» **SHORT EXERCISE**:
Pictures are not part of the copy; repeat everything else in the records exactly.

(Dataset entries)

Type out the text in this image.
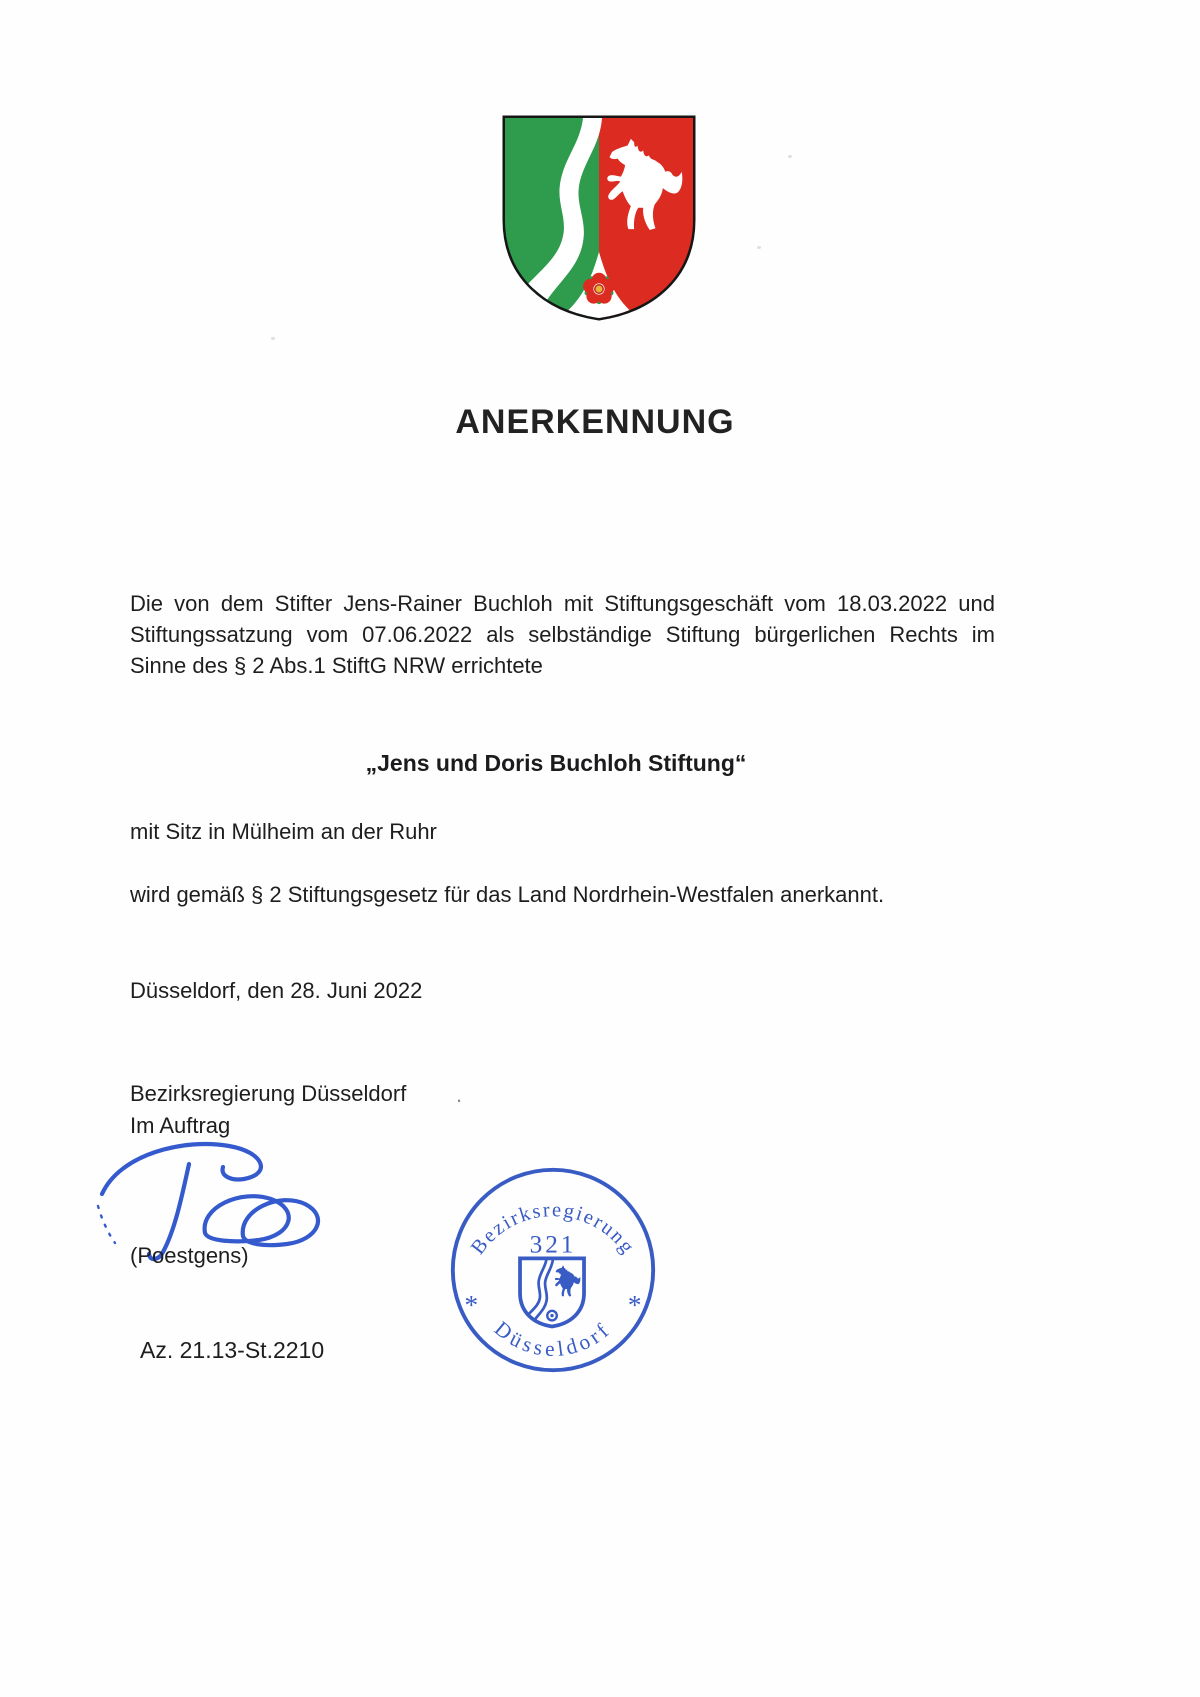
ANERKENNUNG
Die von dem Stifter Jens-Rainer Buchloh mit Stiftungsgeschäft vom 18.03.2022 und
Stiftungssatzung vom 07.06.2022 als selbständige Stiftung bürgerlichen Rechts im
Sinne des § 2 Abs.1 StiftG NRW errichtete
„Jens und Doris Buchloh Stiftung“
mit Sitz in Mülheim an der Ruhr
wird gemäß § 2 Stiftungsgesetz für das Land Nordrhein-Westfalen anerkannt.
Düsseldorf, den 28. Juni 2022
Bezirksregierung Düsseldorf	.
Im Auftrag
(Poestgens)	Bezirksregierung
321
*	*
Düsseldorf
Az. 21.13-St.2210
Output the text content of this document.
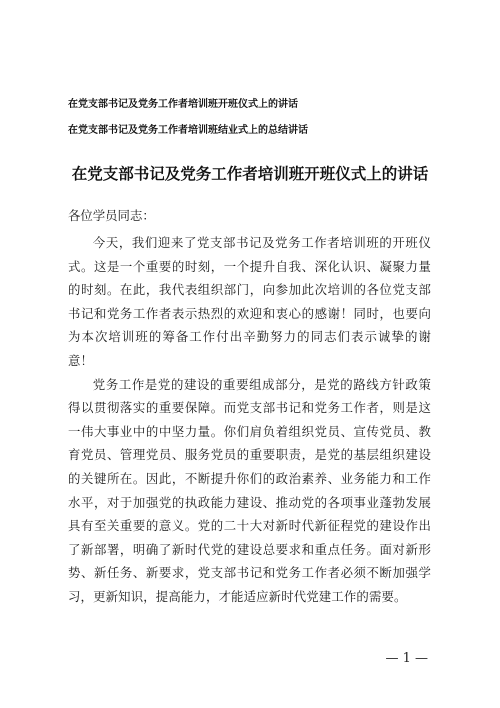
在党支部书记及党务工作者培训班开班仪式上的讲话
在党支部书记及党务工作者培训班结业式上的总结讲话
在党支部书记及党务工作者培训班开班仪式上的讲话
各位学员同志：

今天，我们迎来了党支部书记及党务工作者培训班的开班仪式。这是一个重要的时刻，一个提升自我、深化认识、凝聚力量的时刻。在此，我代表组织部门，向参加此次培训的各位党支部书记和党务工作者表示热烈的欢迎和衷心的感谢！同时，也要向为本次培训班的筹备工作付出辛勤努力的同志们表示诚挚的谢意！

党务工作是党的建设的重要组成部分，是党的路线方针政策得以贯彻落实的重要保障。而党支部书记和党务工作者，则是这一伟大事业中的中坚力量。你们肩负着组织党员、宣传党员、教育党员、管理党员、服务党员的重要职责，是党的基层组织建设的关键所在。因此，不断提升你们的政治素养、业务能力和工作水平，对于加强党的执政能力建设、推动党的各项事业蓬勃发展具有至关重要的意义。党的二十大对新时代新征程党的建设作出了新部署，明确了新时代党的建设总要求和重点任务。面对新形势、新任务、新要求，党支部书记和党务工作者必须不断加强学习，更新知识，提高能力，才能适应新时代党建工作的需要。

— 1 —
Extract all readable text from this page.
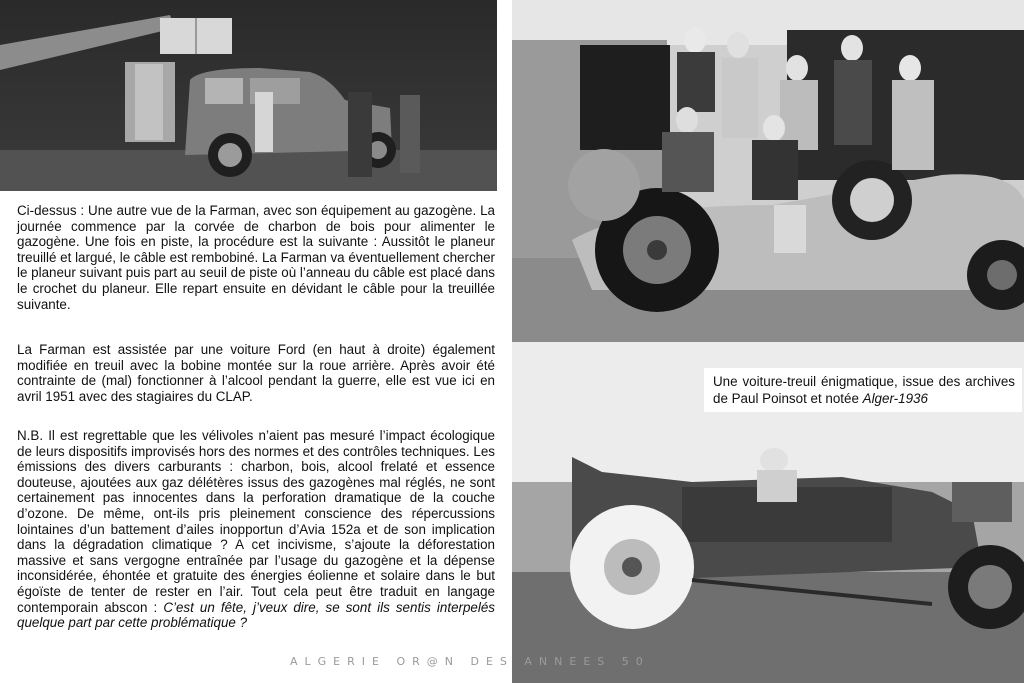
Ci-dessus : Une autre vue de la Farman, avec son équipement au gazogène. La journée commence par la corvée de charbon de bois pour alimenter le gazogène. Une fois en piste, la procédure est la suivante : Aussitôt le planeur treuillé et largué, le câble est rembobiné. La Farman va éventuellement chercher le planeur suivant puis part au seuil de piste où l’anneau du câble est placé dans le crochet du planeur. Elle repart ensuite en dévidant le câble pour la treuillée suivante.

La Farman est assistée par une voiture Ford (en haut à droite) également modifiée en treuil avec la bobine montée sur la roue arrière. Après avoir été contrainte de (mal) fonctionner à l’alcool pendant la guerre, elle est vue ici en avril 1951 avec des stagiaires du CLAP.

N.B. Il est regrettable que les vélivoles n’aient pas mesuré l’impact écologique de leurs dispositifs improvisés hors des normes et des contrôles techniques. Les émissions des divers carburants : charbon, bois, alcool frelaté et essence douteuse, ajoutées aux gaz délétères issus des gazogènes mal réglés, ne sont certainement pas innocentes dans la perforation dramatique de la couche d’ozone. De même, ont-ils pris pleinement conscience des répercussions lointaines d’un battement d’ailes inopportun d’Avia 152a et de son implication dans la dégradation climatique ? A cet incivisme, s’ajoute la déforestation massive et sans vergogne entraînée par l’usage du gazogène et la dépense inconsidérée, éhontée et gratuite des énergies éolienne et solaire dans le but égoïste de tenter de rester en l’air. Tout cela peut être traduit en langage contemporain abscon : C’est un fête, j’veux dire, se sont ils sentis interpelés quelque part par cette problématique ?

Une voiture-treuil énigmatique, issue des archives de Paul Poinsot et notée Alger-1936

ALGERIE OR@N DES ANNEES 50
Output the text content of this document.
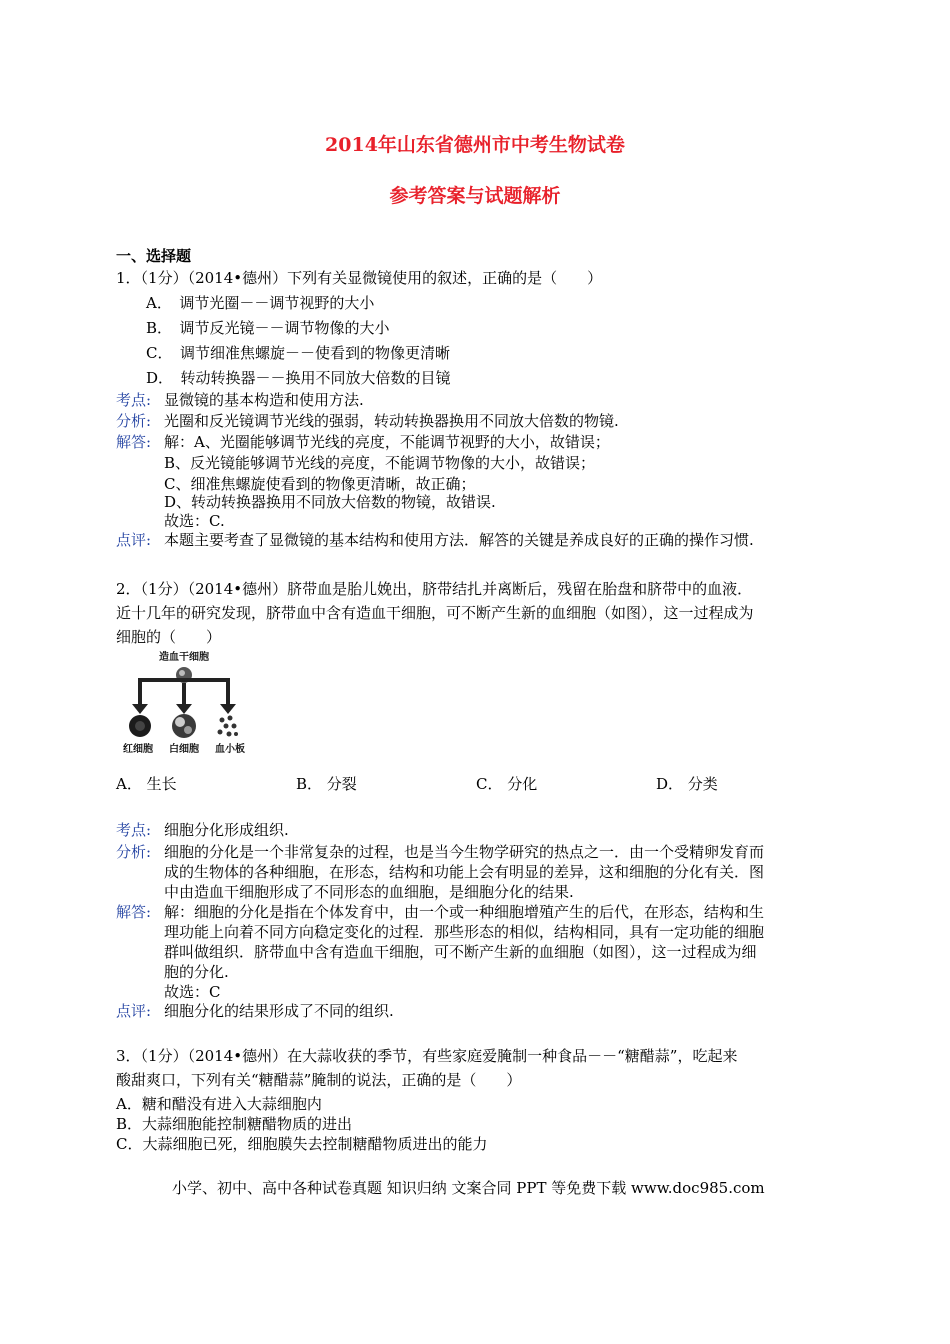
2014年山东省德州市中考生物试卷
参考答案与试题解析
一、选择题
1．（1分）（2014•德州）下列有关显微镜使用的叙述，正确的是（　　）
A．　调节光圈－－调节视野的大小
B．　调节反光镜－－调节物像的大小
C．　调节细准焦螺旋－－使看到的物像更清晰
D．　转动转换器－－换用不同放大倍数的目镜
考点: 显微镜的基本构造和使用方法.
分析: 光圈和反光镜调节光线的强弱，转动转换器换用不同放大倍数的物镜.
解答: 解：A、光圈能够调节光线的亮度，不能调节视野的大小，故错误；
B、反光镜能够调节光线的亮度，不能调节物像的大小，故错误；
C、细准焦螺旋使看到的物像更清晰，故正确；
D、转动转换器换用不同放大倍数的物镜，故错误.
故选：C.
点评: 本题主要考查了显微镜的基本结构和使用方法．解答的关键是养成良好的正确的操作习惯.
2．（1分）（2014•德州）脐带血是胎儿娩出，脐带结扎并离断后，残留在胎盘和脐带中的血液．
近十几年的研究发现，脐带血中含有造血干细胞，可不断产生新的血细胞（如图），这一过程成为
细胞的（　　）
造血干细胞
红细胞 白细胞 血小板
A． 生长	B． 分裂	C． 分化	D． 分类
考点: 细胞分化形成组织.
分析: 细胞的分化是一个非常复杂的过程，也是当今生物学研究的热点之一．由一个受精卵发育而
成的生物体的各种细胞，在形态，结构和功能上会有明显的差异，这和细胞的分化有关．图
中由造血干细胞形成了不同形态的血细胞，是细胞分化的结果.
解答: 解：细胞的分化是指在个体发育中，由一个或一种细胞增殖产生的后代，在形态，结构和生
理功能上向着不同方向稳定变化的过程．那些形态的相似，结构相同，具有一定功能的细胞
群叫做组织．脐带血中含有造血干细胞，可不断产生新的血细胞（如图），这一过程成为细
胞的分化.
故选：C
点评: 细胞分化的结果形成了不同的组织.
3．（1分）（2014•德州）在大蒜收获的季节，有些家庭爱腌制一种食品－－“糖醋蒜”，吃起来
酸甜爽口，下列有关“糖醋蒜”腌制的说法，正确的是（　　）
A．糖和醋没有进入大蒜细胞内
B．大蒜细胞能控制糖醋物质的进出
C．大蒜细胞已死，细胞膜失去控制糖醋物质进出的能力
小学、初中、高中各种试卷真题 知识归纳 文案合同 PPT 等免费下载 www.doc985.com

» **WORKED ANSWER**:
Type out the text in this image.
ANERKENNUNG
Die von dem Stifter Jens-Rainer Buchloh mit Stiftungsgeschäft vom 18.03.2022 und
Stiftungssatzung vom 07.06.2022 als selbständige Stiftung bürgerlichen Rechts im
Sinne des § 2 Abs.1 StiftG NRW errichtete
„Jens und Doris Buchloh Stiftung“
mit Sitz in Mülheim an der Ruhr
wird gemäß § 2 Stiftungsgesetz für das Land Nordrhein-Westfalen anerkannt.
Düsseldorf, den 28. Juni 2022
Bezirksregierung Düsseldorf	.
Im Auftrag
(Poestgens)	Bezirksregierung
321
*	*
Düsseldorf
Az. 21.13-St.2210
Output the text content of this document.
在党支部书记及党务工作者培训班开班仪式上的讲话
在党支部书记及党务工作者培训班结业式上的总结讲话
在党支部书记及党务工作者培训班开班仪式上的讲话
各位学员同志：

今天，我们迎来了党支部书记及党务工作者培训班的开班仪式。这是一个重要的时刻，一个提升自我、深化认识、凝聚力量的时刻。在此，我代表组织部门，向参加此次培训的各位党支部书记和党务工作者表示热烈的欢迎和衷心的感谢！同时，也要向为本次培训班的筹备工作付出辛勤努力的同志们表示诚挚的谢意！

党务工作是党的建设的重要组成部分，是党的路线方针政策得以贯彻落实的重要保障。而党支部书记和党务工作者，则是这一伟大事业中的中坚力量。你们肩负着组织党员、宣传党员、教育党员、管理党员、服务党员的重要职责，是党的基层组织建设的关键所在。因此，不断提升你们的政治素养、业务能力和工作水平，对于加强党的执政能力建设、推动党的各项事业蓬勃发展具有至关重要的意义。党的二十大对新时代新征程党的建设作出了新部署，明确了新时代党的建设总要求和重点任务。面对新形势、新任务、新要求，党支部书记和党务工作者必须不断加强学习，更新知识，提高能力，才能适应新时代党建工作的需要。

— 1 —
Extract all readable text from this page.
Ci-dessus : Une autre vue de la Farman, avec son équipement au gazogène. La journée commence par la corvée de charbon de bois pour alimenter le gazogène. Une fois en piste, la procédure est la suivante : Aussitôt le planeur treuillé et largué, le câble est rembobiné. La Farman va éventuellement chercher le planeur suivant puis part au seuil de piste où l’anneau du câble est placé dans le crochet du planeur. Elle repart ensuite en dévidant le câble pour la treuillée suivante.

La Farman est assistée par une voiture Ford (en haut à droite) également modifiée en treuil avec la bobine montée sur la roue arrière. Après avoir été contrainte de (mal) fonctionner à l’alcool pendant la guerre, elle est vue ici en avril 1951 avec des stagiaires du CLAP.

N.B. Il est regrettable que les vélivoles n’aient pas mesuré l’impact écologique de leurs dispositifs improvisés hors des normes et des contrôles techniques. Les émissions des divers carburants : charbon, bois, alcool frelaté et essence douteuse, ajoutées aux gaz délétères issus des gazogènes mal réglés, ne sont certainement pas innocentes dans la perforation dramatique de la couche d’ozone. De même, ont-ils pris pleinement conscience des répercussions lointaines d’un battement d’ailes inopportun d’Avia 152a et de son implication dans la dégradation climatique ? A cet incivisme, s’ajoute la déforestation massive et sans vergogne entraînée par l’usage du gazogène et la dépense inconsidérée, éhontée et gratuite des énergies éolienne et solaire dans le but égoïste de tenter de rester en l’air. Tout cela peut être traduit en langage contemporain abscon : C’est un fête, j’veux dire, se sont ils sentis interpelés quelque part par cette problématique ?

Une voiture-treuil énigmatique, issue des archives de Paul Poinsot et notée Alger-1936

ALGERIE OR@N DES ANNEES 50
Output the text content of this document.
2014年山东省德州市中考生物试卷
参考答案与试题解析
一、选择题
1．（1分）（2014•德州）下列有关显微镜使用的叙述，正确的是（　　）
A．　调节光圈－－调节视野的大小
B．　调节反光镜－－调节物像的大小
C．　调节细准焦螺旋－－使看到的物像更清晰
D．　转动转换器－－换用不同放大倍数的目镜
考点: 显微镜的基本构造和使用方法.
分析: 光圈和反光镜调节光线的强弱，转动转换器换用不同放大倍数的物镜.
解答: 解：A、光圈能够调节光线的亮度，不能调节视野的大小，故错误；
B、反光镜能够调节光线的亮度，不能调节物像的大小，故错误；
C、细准焦螺旋使看到的物像更清晰，故正确；
D、转动转换器换用不同放大倍数的物镜，故错误.
故选：C.
点评: 本题主要考查了显微镜的基本结构和使用方法．解答的关键是养成良好的正确的操作习惯.
2．（1分）（2014•德州）脐带血是胎儿娩出，脐带结扎并离断后，残留在胎盘和脐带中的血液．
近十几年的研究发现，脐带血中含有造血干细胞，可不断产生新的血细胞（如图），这一过程成为
细胞的（　　）
造血干细胞
红细胞 白细胞 血小板
A． 生长	B． 分裂	C． 分化	D． 分类
考点: 细胞分化形成组织.
分析: 细胞的分化是一个非常复杂的过程，也是当今生物学研究的热点之一．由一个受精卵发育而
成的生物体的各种细胞，在形态，结构和功能上会有明显的差异，这和细胞的分化有关．图
中由造血干细胞形成了不同形态的血细胞，是细胞分化的结果.
解答: 解：细胞的分化是指在个体发育中，由一个或一种细胞增殖产生的后代，在形态，结构和生
理功能上向着不同方向稳定变化的过程．那些形态的相似，结构相同，具有一定功能的细胞
群叫做组织．脐带血中含有造血干细胞，可不断产生新的血细胞（如图），这一过程成为细
胞的分化.
故选：C
点评: 细胞分化的结果形成了不同的组织.
3．（1分）（2014•德州）在大蒜收获的季节，有些家庭爱腌制一种食品－－“糖醋蒜”，吃起来
酸甜爽口，下列有关“糖醋蒜”腌制的说法，正确的是（　　）
A．糖和醋没有进入大蒜细胞内
B．大蒜细胞能控制糖醋物质的进出
C．大蒜细胞已死，细胞膜失去控制糖醋物质进出的能力
小学、初中、高中各种试卷真题 知识归纳 文案合同 PPT 等免费下载 www.doc985.com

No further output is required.